Given request »
Copy out the listing exactly.

Source records »
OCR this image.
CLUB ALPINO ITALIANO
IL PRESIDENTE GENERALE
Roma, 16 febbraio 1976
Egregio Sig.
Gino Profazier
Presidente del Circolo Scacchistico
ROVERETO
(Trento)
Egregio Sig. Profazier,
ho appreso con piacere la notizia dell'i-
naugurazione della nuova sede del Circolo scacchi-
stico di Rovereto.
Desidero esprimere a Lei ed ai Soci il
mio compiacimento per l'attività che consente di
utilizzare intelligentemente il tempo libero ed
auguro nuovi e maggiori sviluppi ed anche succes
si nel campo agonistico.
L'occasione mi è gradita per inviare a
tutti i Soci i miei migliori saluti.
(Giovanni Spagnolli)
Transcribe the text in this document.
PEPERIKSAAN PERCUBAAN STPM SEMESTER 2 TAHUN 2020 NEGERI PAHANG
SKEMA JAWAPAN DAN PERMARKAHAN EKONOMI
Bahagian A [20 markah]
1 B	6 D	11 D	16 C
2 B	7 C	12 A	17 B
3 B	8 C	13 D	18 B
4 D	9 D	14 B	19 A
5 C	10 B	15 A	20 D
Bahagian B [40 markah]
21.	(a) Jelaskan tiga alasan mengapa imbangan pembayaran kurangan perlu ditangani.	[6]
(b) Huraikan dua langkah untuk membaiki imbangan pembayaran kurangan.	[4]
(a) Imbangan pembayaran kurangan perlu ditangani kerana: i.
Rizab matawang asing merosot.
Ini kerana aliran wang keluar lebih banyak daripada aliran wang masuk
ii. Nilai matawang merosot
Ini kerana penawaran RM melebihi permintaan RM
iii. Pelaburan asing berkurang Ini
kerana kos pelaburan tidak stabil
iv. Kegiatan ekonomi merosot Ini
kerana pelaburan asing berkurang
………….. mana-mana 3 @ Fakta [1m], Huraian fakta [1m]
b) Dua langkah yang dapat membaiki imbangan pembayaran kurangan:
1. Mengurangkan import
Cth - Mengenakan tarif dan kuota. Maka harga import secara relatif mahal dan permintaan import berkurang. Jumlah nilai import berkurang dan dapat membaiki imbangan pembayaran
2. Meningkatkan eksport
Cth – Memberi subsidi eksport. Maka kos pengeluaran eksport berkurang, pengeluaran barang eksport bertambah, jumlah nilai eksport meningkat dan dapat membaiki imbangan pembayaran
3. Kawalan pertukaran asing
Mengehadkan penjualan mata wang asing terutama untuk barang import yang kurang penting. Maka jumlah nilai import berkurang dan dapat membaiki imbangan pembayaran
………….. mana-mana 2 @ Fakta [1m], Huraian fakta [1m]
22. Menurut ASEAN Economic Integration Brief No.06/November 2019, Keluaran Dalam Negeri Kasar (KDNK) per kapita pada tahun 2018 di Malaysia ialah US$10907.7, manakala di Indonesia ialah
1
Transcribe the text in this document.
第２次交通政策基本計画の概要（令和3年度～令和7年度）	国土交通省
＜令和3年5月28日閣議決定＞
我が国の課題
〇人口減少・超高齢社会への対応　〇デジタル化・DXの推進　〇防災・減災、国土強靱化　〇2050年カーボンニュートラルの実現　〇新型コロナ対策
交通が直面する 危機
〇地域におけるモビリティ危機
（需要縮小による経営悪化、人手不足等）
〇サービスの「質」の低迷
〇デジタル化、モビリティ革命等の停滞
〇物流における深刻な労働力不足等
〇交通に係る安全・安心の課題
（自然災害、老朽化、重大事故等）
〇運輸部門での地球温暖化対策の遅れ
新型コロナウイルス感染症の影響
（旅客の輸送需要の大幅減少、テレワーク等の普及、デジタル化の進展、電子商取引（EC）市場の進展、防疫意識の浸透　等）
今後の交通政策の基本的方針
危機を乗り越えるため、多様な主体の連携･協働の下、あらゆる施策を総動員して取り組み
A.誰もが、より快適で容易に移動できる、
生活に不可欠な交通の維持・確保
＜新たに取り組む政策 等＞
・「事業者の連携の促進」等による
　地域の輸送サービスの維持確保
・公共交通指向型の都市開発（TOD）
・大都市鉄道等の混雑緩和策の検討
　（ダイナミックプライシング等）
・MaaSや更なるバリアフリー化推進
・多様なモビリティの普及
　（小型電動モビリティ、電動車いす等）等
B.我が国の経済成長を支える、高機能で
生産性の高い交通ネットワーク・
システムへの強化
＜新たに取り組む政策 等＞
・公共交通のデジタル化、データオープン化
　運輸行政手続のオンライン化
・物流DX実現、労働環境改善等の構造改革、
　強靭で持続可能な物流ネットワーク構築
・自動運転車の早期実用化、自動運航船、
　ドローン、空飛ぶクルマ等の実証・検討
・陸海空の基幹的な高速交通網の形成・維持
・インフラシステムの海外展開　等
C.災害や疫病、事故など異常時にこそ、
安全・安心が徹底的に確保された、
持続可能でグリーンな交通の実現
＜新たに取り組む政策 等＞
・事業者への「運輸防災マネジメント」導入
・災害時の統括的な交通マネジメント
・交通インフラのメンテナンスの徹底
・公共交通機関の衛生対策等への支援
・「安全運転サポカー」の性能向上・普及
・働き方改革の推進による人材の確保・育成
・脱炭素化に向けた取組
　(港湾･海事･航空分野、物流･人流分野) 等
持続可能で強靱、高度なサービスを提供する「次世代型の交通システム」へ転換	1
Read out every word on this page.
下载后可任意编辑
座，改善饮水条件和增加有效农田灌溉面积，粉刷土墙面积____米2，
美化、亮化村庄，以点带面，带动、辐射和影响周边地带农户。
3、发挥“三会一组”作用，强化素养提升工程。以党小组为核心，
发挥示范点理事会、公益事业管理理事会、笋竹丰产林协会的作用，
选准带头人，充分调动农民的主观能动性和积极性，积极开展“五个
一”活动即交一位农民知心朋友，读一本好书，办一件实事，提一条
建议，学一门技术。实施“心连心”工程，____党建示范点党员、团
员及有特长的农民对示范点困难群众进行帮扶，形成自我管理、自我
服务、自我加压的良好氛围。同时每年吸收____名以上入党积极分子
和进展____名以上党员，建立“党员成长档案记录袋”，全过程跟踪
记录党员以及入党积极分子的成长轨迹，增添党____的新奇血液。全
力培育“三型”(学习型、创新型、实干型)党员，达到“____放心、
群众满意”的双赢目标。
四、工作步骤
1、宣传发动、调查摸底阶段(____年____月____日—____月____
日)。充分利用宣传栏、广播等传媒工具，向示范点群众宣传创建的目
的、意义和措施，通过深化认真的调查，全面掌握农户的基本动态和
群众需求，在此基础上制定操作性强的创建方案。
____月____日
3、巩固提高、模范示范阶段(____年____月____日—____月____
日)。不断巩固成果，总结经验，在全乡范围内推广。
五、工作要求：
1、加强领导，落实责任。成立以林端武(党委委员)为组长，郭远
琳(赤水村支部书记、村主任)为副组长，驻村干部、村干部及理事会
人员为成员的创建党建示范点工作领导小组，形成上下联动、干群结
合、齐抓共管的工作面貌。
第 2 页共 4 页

Response to the task »
OCR this image.
CLUB ALPINO ITALIANO
IL PRESIDENTE GENERALE
Roma, 16 febbraio 1976
Egregio Sig.
Gino Profazier
Presidente del Circolo Scacchistico
ROVERETO
(Trento)
Egregio Sig. Profazier,
ho appreso con piacere la notizia dell'i-
naugurazione della nuova sede del Circolo scacchi-
stico di Rovereto.
Desidero esprimere a Lei ed ai Soci il
mio compiacimento per l'attività che consente di
utilizzare intelligentemente il tempo libero ed
auguro nuovi e maggiori sviluppi ed anche succes
si nel campo agonistico.
L'occasione mi è gradita per inviare a
tutti i Soci i miei migliori saluti.
(Giovanni Spagnolli)
Transcribe the text in this document.
PEPERIKSAAN PERCUBAAN STPM SEMESTER 2 TAHUN 2020 NEGERI PAHANG
SKEMA JAWAPAN DAN PERMARKAHAN EKONOMI
Bahagian A [20 markah]
1 B	6 D	11 D	16 C
2 B	7 C	12 A	17 B
3 B	8 C	13 D	18 B
4 D	9 D	14 B	19 A
5 C	10 B	15 A	20 D
Bahagian B [40 markah]
21.	(a) Jelaskan tiga alasan mengapa imbangan pembayaran kurangan perlu ditangani.	[6]
(b) Huraikan dua langkah untuk membaiki imbangan pembayaran kurangan.	[4]
(a) Imbangan pembayaran kurangan perlu ditangani kerana: i.
Rizab matawang asing merosot.
Ini kerana aliran wang keluar lebih banyak daripada aliran wang masuk
ii. Nilai matawang merosot
Ini kerana penawaran RM melebihi permintaan RM
iii. Pelaburan asing berkurang Ini
kerana kos pelaburan tidak stabil
iv. Kegiatan ekonomi merosot Ini
kerana pelaburan asing berkurang
………….. mana-mana 3 @ Fakta [1m], Huraian fakta [1m]
b) Dua langkah yang dapat membaiki imbangan pembayaran kurangan:
1. Mengurangkan import
Cth - Mengenakan tarif dan kuota. Maka harga import secara relatif mahal dan permintaan import berkurang. Jumlah nilai import berkurang dan dapat membaiki imbangan pembayaran
2. Meningkatkan eksport
Cth – Memberi subsidi eksport. Maka kos pengeluaran eksport berkurang, pengeluaran barang eksport bertambah, jumlah nilai eksport meningkat dan dapat membaiki imbangan pembayaran
3. Kawalan pertukaran asing
Mengehadkan penjualan mata wang asing terutama untuk barang import yang kurang penting. Maka jumlah nilai import berkurang dan dapat membaiki imbangan pembayaran
………….. mana-mana 2 @ Fakta [1m], Huraian fakta [1m]
22. Menurut ASEAN Economic Integration Brief No.06/November 2019, Keluaran Dalam Negeri Kasar (KDNK) per kapita pada tahun 2018 di Malaysia ialah US$10907.7, manakala di Indonesia ialah
1
Transcribe the text in this document.
第２次交通政策基本計画の概要（令和3年度～令和7年度）	国土交通省
＜令和3年5月28日閣議決定＞
我が国の課題
〇人口減少・超高齢社会への対応　〇デジタル化・DXの推進　〇防災・減災、国土強靱化　〇2050年カーボンニュートラルの実現　〇新型コロナ対策
交通が直面する 危機
〇地域におけるモビリティ危機
（需要縮小による経営悪化、人手不足等）
〇サービスの「質」の低迷
〇デジタル化、モビリティ革命等の停滞
〇物流における深刻な労働力不足等
〇交通に係る安全・安心の課題
（自然災害、老朽化、重大事故等）
〇運輸部門での地球温暖化対策の遅れ
新型コロナウイルス感染症の影響
（旅客の輸送需要の大幅減少、テレワーク等の普及、デジタル化の進展、電子商取引（EC）市場の進展、防疫意識の浸透　等）
今後の交通政策の基本的方針
危機を乗り越えるため、多様な主体の連携･協働の下、あらゆる施策を総動員して取り組み
A.誰もが、より快適で容易に移動できる、
生活に不可欠な交通の維持・確保
＜新たに取り組む政策 等＞
・「事業者の連携の促進」等による
　地域の輸送サービスの維持確保
・公共交通指向型の都市開発（TOD）
・大都市鉄道等の混雑緩和策の検討
　（ダイナミックプライシング等）
・MaaSや更なるバリアフリー化推進
・多様なモビリティの普及
　（小型電動モビリティ、電動車いす等）等
B.我が国の経済成長を支える、高機能で
生産性の高い交通ネットワーク・
システムへの強化
＜新たに取り組む政策 等＞
・公共交通のデジタル化、データオープン化
　運輸行政手続のオンライン化
・物流DX実現、労働環境改善等の構造改革、
　強靭で持続可能な物流ネットワーク構築
・自動運転車の早期実用化、自動運航船、
　ドローン、空飛ぶクルマ等の実証・検討
・陸海空の基幹的な高速交通網の形成・維持
・インフラシステムの海外展開　等
C.災害や疫病、事故など異常時にこそ、
安全・安心が徹底的に確保された、
持続可能でグリーンな交通の実現
＜新たに取り組む政策 等＞
・事業者への「運輸防災マネジメント」導入
・災害時の統括的な交通マネジメント
・交通インフラのメンテナンスの徹底
・公共交通機関の衛生対策等への支援
・「安全運転サポカー」の性能向上・普及
・働き方改革の推進による人材の確保・育成
・脱炭素化に向けた取組
　(港湾･海事･航空分野、物流･人流分野) 等
持続可能で強靱、高度なサービスを提供する「次世代型の交通システム」へ転換	1
Read out every word on this page.
下载后可任意编辑
座，改善饮水条件和增加有效农田灌溉面积，粉刷土墙面积____米2，
美化、亮化村庄，以点带面，带动、辐射和影响周边地带农户。
3、发挥“三会一组”作用，强化素养提升工程。以党小组为核心，
发挥示范点理事会、公益事业管理理事会、笋竹丰产林协会的作用，
选准带头人，充分调动农民的主观能动性和积极性，积极开展“五个
一”活动即交一位农民知心朋友，读一本好书，办一件实事，提一条
建议，学一门技术。实施“心连心”工程，____党建示范点党员、团
员及有特长的农民对示范点困难群众进行帮扶，形成自我管理、自我
服务、自我加压的良好氛围。同时每年吸收____名以上入党积极分子
和进展____名以上党员，建立“党员成长档案记录袋”，全过程跟踪
记录党员以及入党积极分子的成长轨迹，增添党____的新奇血液。全
力培育“三型”(学习型、创新型、实干型)党员，达到“____放心、
群众满意”的双赢目标。
四、工作步骤
1、宣传发动、调查摸底阶段(____年____月____日—____月____
日)。充分利用宣传栏、广播等传媒工具，向示范点群众宣传创建的目
的、意义和措施，通过深化认真的调查，全面掌握农户的基本动态和
群众需求，在此基础上制定操作性强的创建方案。
____月____日
3、巩固提高、模范示范阶段(____年____月____日—____月____
日)。不断巩固成果，总结经验，在全乡范围内推广。
五、工作要求：
1、加强领导，落实责任。成立以林端武(党委委员)为组长，郭远
琳(赤水村支部书记、村主任)为副组长，驻村干部、村干部及理事会
人员为成员的创建党建示范点工作领导小组，形成上下联动、干群结
合、齐抓共管的工作面貌。
第 2 页共 4 页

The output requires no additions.